**Extrait fourni:**

══════════

Elle ne se déroulait tout d'abord pas dans un silence religieux. Le public debout au parterre était la portion la plus turbulente de l'assistance. C'est elle qui applaudissait, faisait bisser ou au contraire sifflait, huait et lançait des plaisanteries à voix hautes, qui apostrophait joyeusement le moucheur de chandelles ("rira, rira pas !"), hurlait "paix là !" à ses voisins pour pouvoir écouter. Il arrivait parfois que les soldats viennent rétablir l'ordre, les jours où la représentation était vraiment troublée.

L'Opéra-Comique fut le dernier des trois théâtres privilégiés à asseoir son parterre en 1788, mais pour peu de temps, car le 6 août 1789, les banquettes furent enlevées à la demande du public, qui préférait continuer à payer vingt-quatre sols pour une place debout. Le parterre était exclusivement masculin, les femmes s'installant surtout dans les loges, y occupant parfois plusieurs places, à cause des volumineux paniers de leurs robes.

Ce public n'avait plus grand chose à voir avec les badauds des théâtres de foire : les paysans étaient représentés sur scène, mais n'étaient plus dans la salle. L'assistance, très mêlée, était composée de bourgeois aussi bien que de nobles. L'Opéra-Comique savait aussi plaire à la haute aristocratie, et se déplaçait quelquefois à Versailles.

══════════

**Matériel fourni:**
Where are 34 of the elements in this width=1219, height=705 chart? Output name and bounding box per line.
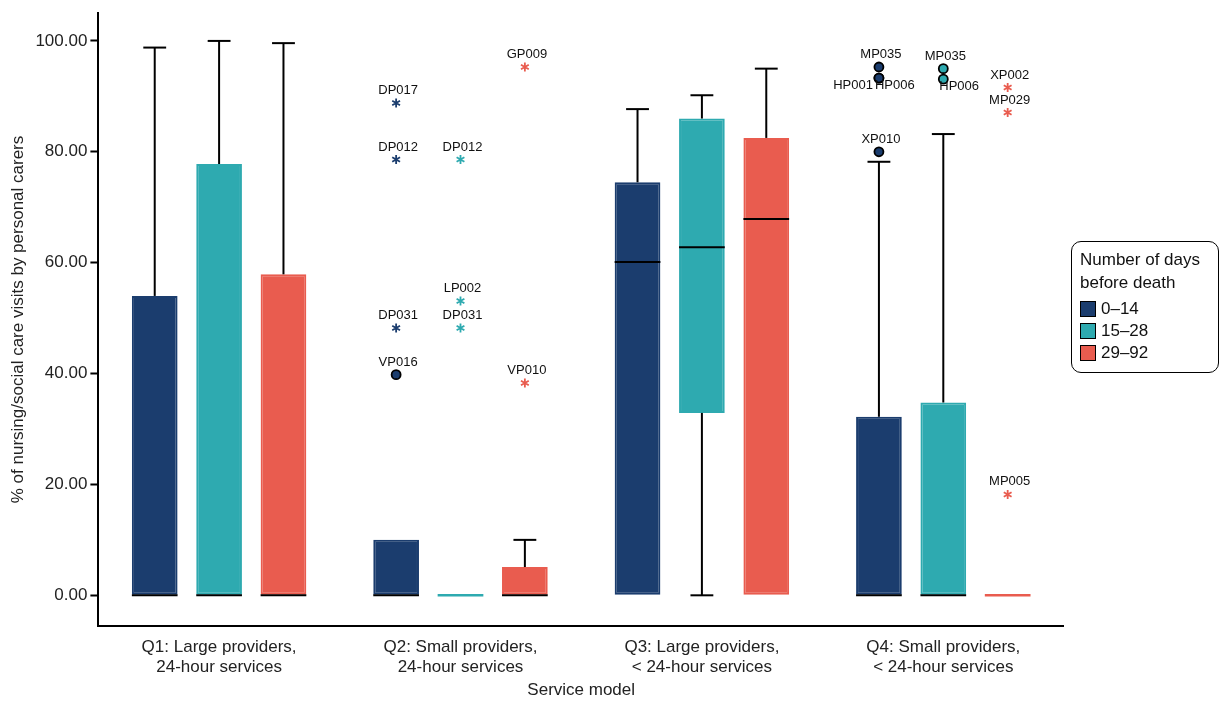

══════════

**Consigne donnée 1:**
Répondez à ces questions d'après l'extrait fourni :
(a) Quelle portion de l'assistance était la plus turbulente ?
(b) Combien le public payait-il une place debout au parterre ?
(c) Où les femmes s'installaient-elles surtout ?
**Consigne donnée 2:** D'après l'extrait fourni, pourquoi le parterre de l'Opéra-Comique ne resta-t-il assis que peu de temps ?
**Consigne donnée 3:** Résumez l'extrait fourni en deux phrases.

**Réponse finale 1:**
(a) Le public debout au parterre.
(b) Vingt-quatre sols.
(c) Dans les loges.

**Réponse finale 2:** Le 6 août 1789, les banquettes furent enlevées à la demande du public. Celui-ci préférait continuer à payer vingt-quatre sols pour une place debout.

**Réponse finale 3:** Au parterre, un public debout et exclusivement masculin applaudissait, sifflait et lançait des plaisanteries, tandis que les femmes s'installaient surtout dans les loges. Très mêlée, l'assistance de l'Opéra-Comique réunissait bourgeois et nobles, et non plus les badauds des théâtres de foire, et le théâtre savait aussi plaire à la haute aristocratie.